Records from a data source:
▼

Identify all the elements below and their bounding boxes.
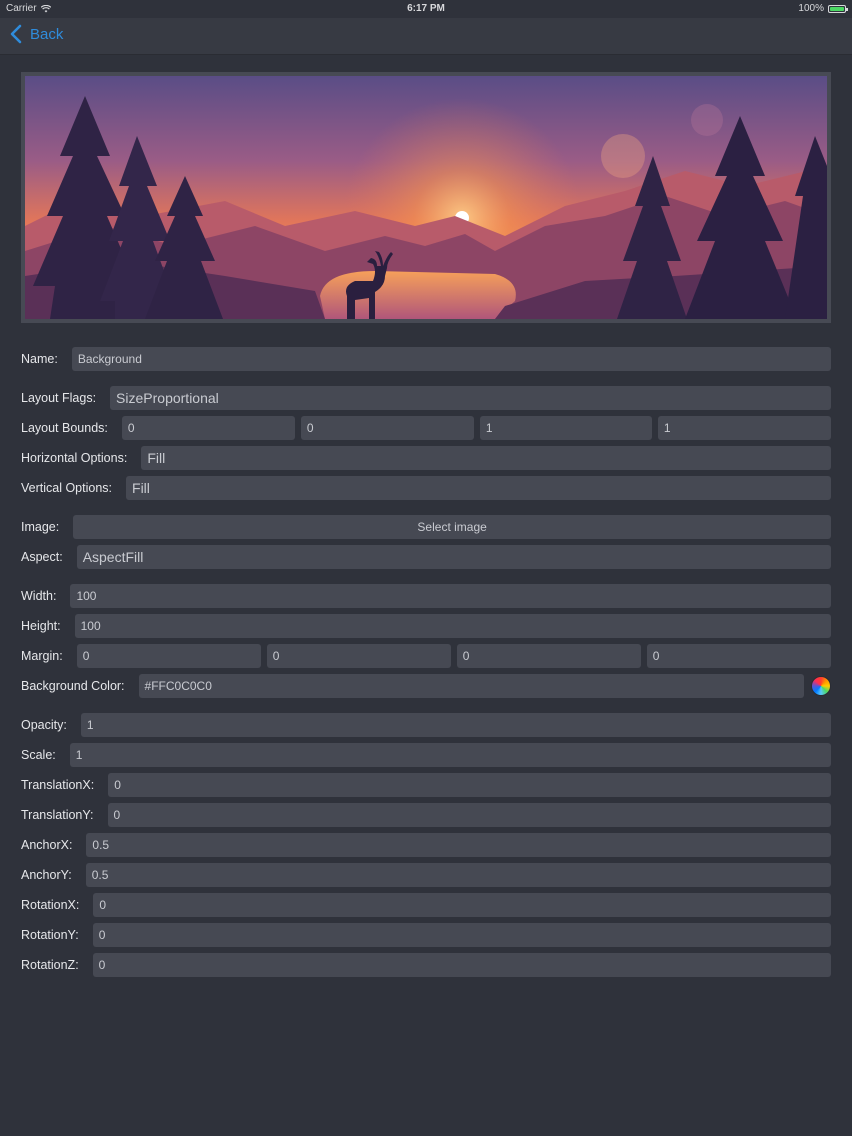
translation-y-row: TranslationY: 0 [21,803,831,827]
name-row: Name: Background [21,347,831,371]
scale-row: Scale: 1 [21,743,831,767]
background-color-label: Background Color: [21,679,125,693]
margin-row: Margin: 0 0 0 0 [21,644,831,668]
translation-y-field[interactable]: 0 [107,803,831,827]
height-row: Height: 100 [21,614,831,638]
opacity-label: Opacity: [21,718,67,732]
translation-x-field[interactable]: 0 [108,773,831,797]
battery-icon [828,4,848,13]
margin-right-field[interactable]: 0 [456,644,641,668]
battery-percent: 100% [798,3,824,14]
rotation-y-field[interactable]: 0 [92,923,831,947]
landscape-illustration [25,76,827,319]
anchor-x-row: AnchorX: 0.5 [21,833,831,857]
margin-left-field[interactable]: 0 [76,644,261,668]
background-color-row: Background Color: #FFC0C0C0 [21,674,831,698]
anchor-y-row: AnchorY: 0.5 [21,863,831,887]
rotation-x-row: RotationX: 0 [21,893,831,917]
opacity-row: Opacity: 1 [21,713,831,737]
opacity-field[interactable]: 1 [80,713,831,737]
margin-label: Margin: [21,649,63,663]
layout-flags-row: Layout Flags: SizeProportional [21,386,831,410]
anchor-x-label: AnchorX: [21,838,73,852]
clock: 6:17 PM [407,3,445,14]
vertical-options-row: Vertical Options: Fill [21,476,831,500]
translation-x-row: TranslationX: 0 [21,773,831,797]
image-label: Image: [21,520,60,534]
layout-bounds-width-field[interactable]: 1 [479,416,652,440]
aspect-field[interactable]: AspectFill [76,545,831,569]
aspect-row: Aspect: AspectFill [21,545,831,569]
image-row: Image: Select image [21,515,831,539]
scale-label: Scale: [21,748,56,762]
width-field[interactable]: 100 [70,584,831,608]
rotation-y-label: RotationY: [21,928,79,942]
anchor-x-field[interactable]: 0.5 [86,833,831,857]
select-image-button[interactable]: Select image [73,515,831,539]
rotation-x-label: RotationX: [21,898,80,912]
margin-top-field[interactable]: 0 [266,644,451,668]
vertical-options-label: Vertical Options: [21,481,113,495]
status-bar: Carrier 6:17 PM 100% [0,0,852,18]
rotation-z-row: RotationZ: 0 [21,953,831,977]
layout-bounds-height-field[interactable]: 1 [657,416,831,440]
layout-flags-label: Layout Flags: [21,391,97,405]
anchor-y-label: AnchorY: [21,868,72,882]
vertical-options-field[interactable]: Fill [126,476,831,500]
translation-x-label: TranslationX: [21,778,95,792]
rotation-z-field[interactable]: 0 [92,953,831,977]
chevron-left-icon [10,24,22,44]
width-label: Width: [21,589,57,603]
name-label: Name: [21,352,58,366]
margin-bottom-field[interactable]: 0 [646,644,831,668]
aspect-label: Aspect: [21,550,63,564]
translation-y-label: TranslationY: [21,808,94,822]
width-row: Width: 100 [21,584,831,608]
navigation-bar: Back [0,18,852,55]
color-wheel-icon[interactable] [811,676,831,696]
layout-bounds-x-field[interactable]: 0 [121,416,295,440]
horizontal-options-row: Horizontal Options: Fill [21,446,831,470]
battery-info: 100% [798,3,848,14]
layout-bounds-label: Layout Bounds: [21,421,108,435]
anchor-y-field[interactable]: 0.5 [85,863,831,887]
back-label: Back [30,25,64,43]
rotation-y-row: RotationY: 0 [21,923,831,947]
scale-field[interactable]: 1 [69,743,831,767]
rotation-x-field[interactable]: 0 [93,893,831,917]
rotation-z-label: RotationZ: [21,958,79,972]
height-field[interactable]: 100 [74,614,831,638]
background-color-field[interactable]: #FFC0C0C0 [138,674,804,698]
layout-bounds-y-field[interactable]: 0 [300,416,474,440]
background-image-preview [21,72,831,323]
layout-flags-field[interactable]: SizeProportional [110,386,831,410]
height-label: Height: [21,619,61,633]
layout-bounds-row: Layout Bounds: 0 0 1 1 [21,416,831,440]
back-button[interactable]: Back [10,24,63,44]
horizontal-options-field[interactable]: Fill [141,446,831,470]
horizontal-options-label: Horizontal Options: [21,451,128,465]
name-field[interactable]: Background [71,347,831,371]
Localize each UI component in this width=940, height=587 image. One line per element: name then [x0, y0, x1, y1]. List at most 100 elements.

▲

# Required work
Update the items between the lines holding "translation-y-row: TranslationY: 0" and "status-bar: Carrier 6:17 PM 100% [0,0,852,18]", inclusive, by replacing "AspectFill" with "AspectFit" and leaving everything else unchanged.

# The output
translation-y-row: TranslationY: 0 [21,803,831,827]
name-row: Name: Background [21,347,831,371]
scale-row: Scale: 1 [21,743,831,767]
background-color-label: Background Color: [21,679,125,693]
margin-row: Margin: 0 0 0 0 [21,644,831,668]
translation-y-field[interactable]: 0 [107,803,831,827]
height-row: Height: 100 [21,614,831,638]
opacity-label: Opacity: [21,718,67,732]
translation-x-field[interactable]: 0 [108,773,831,797]
battery-icon [828,4,848,13]
margin-right-field[interactable]: 0 [456,644,641,668]
battery-percent: 100% [798,3,824,14]
rotation-y-field[interactable]: 0 [92,923,831,947]
landscape-illustration [25,76,827,319]
anchor-x-row: AnchorX: 0.5 [21,833,831,857]
margin-left-field[interactable]: 0 [76,644,261,668]
background-color-row: Background Color: #FFC0C0C0 [21,674,831,698]
anchor-y-row: AnchorY: 0.5 [21,863,831,887]
rotation-x-row: RotationX: 0 [21,893,831,917]
opacity-row: Opacity: 1 [21,713,831,737]
opacity-field[interactable]: 1 [80,713,831,737]
margin-label: Margin: [21,649,63,663]
layout-flags-row: Layout Flags: SizeProportional [21,386,831,410]
anchor-x-label: AnchorX: [21,838,73,852]
clock: 6:17 PM [407,3,445,14]
vertical-options-row: Vertical Options: Fill [21,476,831,500]
translation-x-row: TranslationX: 0 [21,773,831,797]
image-label: Image: [21,520,60,534]
layout-bounds-width-field[interactable]: 1 [479,416,652,440]
aspect-field[interactable]: AspectFit [76,545,831,569]
aspect-row: Aspect: AspectFit [21,545,831,569]
image-row: Image: Select image [21,515,831,539]
scale-label: Scale: [21,748,56,762]
width-field[interactable]: 100 [70,584,831,608]
rotation-y-label: RotationY: [21,928,79,942]
anchor-x-field[interactable]: 0.5 [86,833,831,857]
select-image-button[interactable]: Select image [73,515,831,539]
rotation-x-label: RotationX: [21,898,80,912]
margin-top-field[interactable]: 0 [266,644,451,668]
vertical-options-label: Vertical Options: [21,481,113,495]
status-bar: Carrier 6:17 PM 100% [0,0,852,18]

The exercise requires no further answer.